> **JOB**: All of the records below must be output exactly, with no pictures carried over.

> **DATA ENTRIES**:
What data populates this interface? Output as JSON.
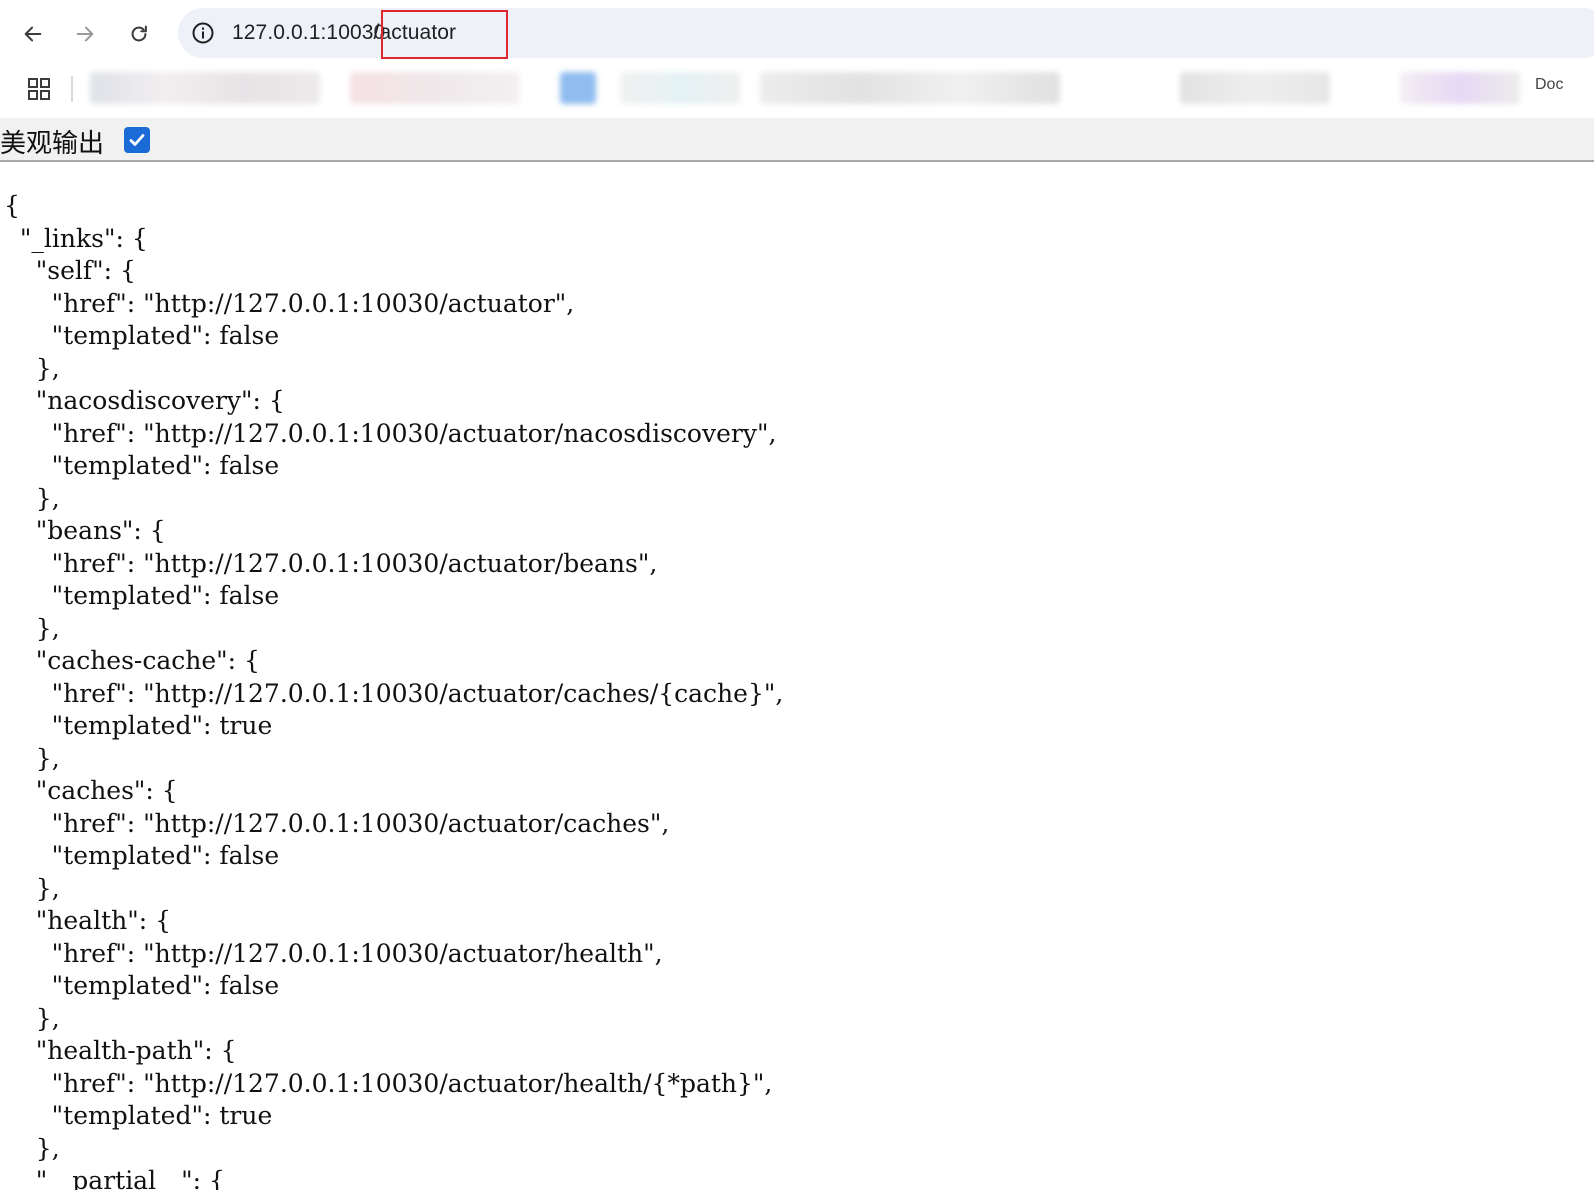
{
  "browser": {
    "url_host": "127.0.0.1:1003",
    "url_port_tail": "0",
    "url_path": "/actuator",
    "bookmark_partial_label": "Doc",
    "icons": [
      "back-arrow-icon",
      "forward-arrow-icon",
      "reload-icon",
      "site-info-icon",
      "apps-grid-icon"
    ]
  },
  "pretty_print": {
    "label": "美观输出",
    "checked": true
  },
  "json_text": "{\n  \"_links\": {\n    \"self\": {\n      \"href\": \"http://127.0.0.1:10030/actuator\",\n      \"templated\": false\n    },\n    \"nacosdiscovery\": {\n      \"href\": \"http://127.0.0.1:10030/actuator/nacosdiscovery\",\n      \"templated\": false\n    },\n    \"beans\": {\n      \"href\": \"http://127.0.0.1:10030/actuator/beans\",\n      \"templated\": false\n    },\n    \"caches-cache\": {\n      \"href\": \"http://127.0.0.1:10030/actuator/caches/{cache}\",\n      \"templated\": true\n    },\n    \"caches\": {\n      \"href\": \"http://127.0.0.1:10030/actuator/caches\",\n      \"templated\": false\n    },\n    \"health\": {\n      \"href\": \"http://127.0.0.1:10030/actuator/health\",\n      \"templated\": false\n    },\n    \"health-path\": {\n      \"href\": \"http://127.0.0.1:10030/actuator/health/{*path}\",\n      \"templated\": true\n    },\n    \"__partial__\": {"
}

> **ANSWER TO THIS TASK**:
What data populates this interface? Output as JSON.
{
  "browser": {
    "url_host": "127.0.0.1:1003",
    "url_port_tail": "0",
    "url_path": "/actuator",
    "bookmark_partial_label": "Doc",
    "icons": [
      "back-arrow-icon",
      "forward-arrow-icon",
      "reload-icon",
      "site-info-icon",
      "apps-grid-icon"
    ]
  },
  "pretty_print": {
    "label": "美观输出",
    "checked": true
  },
  "json_text": "{\n  \"_links\": {\n    \"self\": {\n      \"href\": \"http://127.0.0.1:10030/actuator\",\n      \"templated\": false\n    },\n    \"nacosdiscovery\": {\n      \"href\": \"http://127.0.0.1:10030/actuator/nacosdiscovery\",\n      \"templated\": false\n    },\n    \"beans\": {\n      \"href\": \"http://127.0.0.1:10030/actuator/beans\",\n      \"templated\": false\n    },\n    \"caches-cache\": {\n      \"href\": \"http://127.0.0.1:10030/actuator/caches/{cache}\",\n      \"templated\": true\n    },\n    \"caches\": {\n      \"href\": \"http://127.0.0.1:10030/actuator/caches\",\n      \"templated\": false\n    },\n    \"health\": {\n      \"href\": \"http://127.0.0.1:10030/actuator/health\",\n      \"templated\": false\n    },\n    \"health-path\": {\n      \"href\": \"http://127.0.0.1:10030/actuator/health/{*path}\",\n      \"templated\": true\n    },\n    \"__partial__\": {"
}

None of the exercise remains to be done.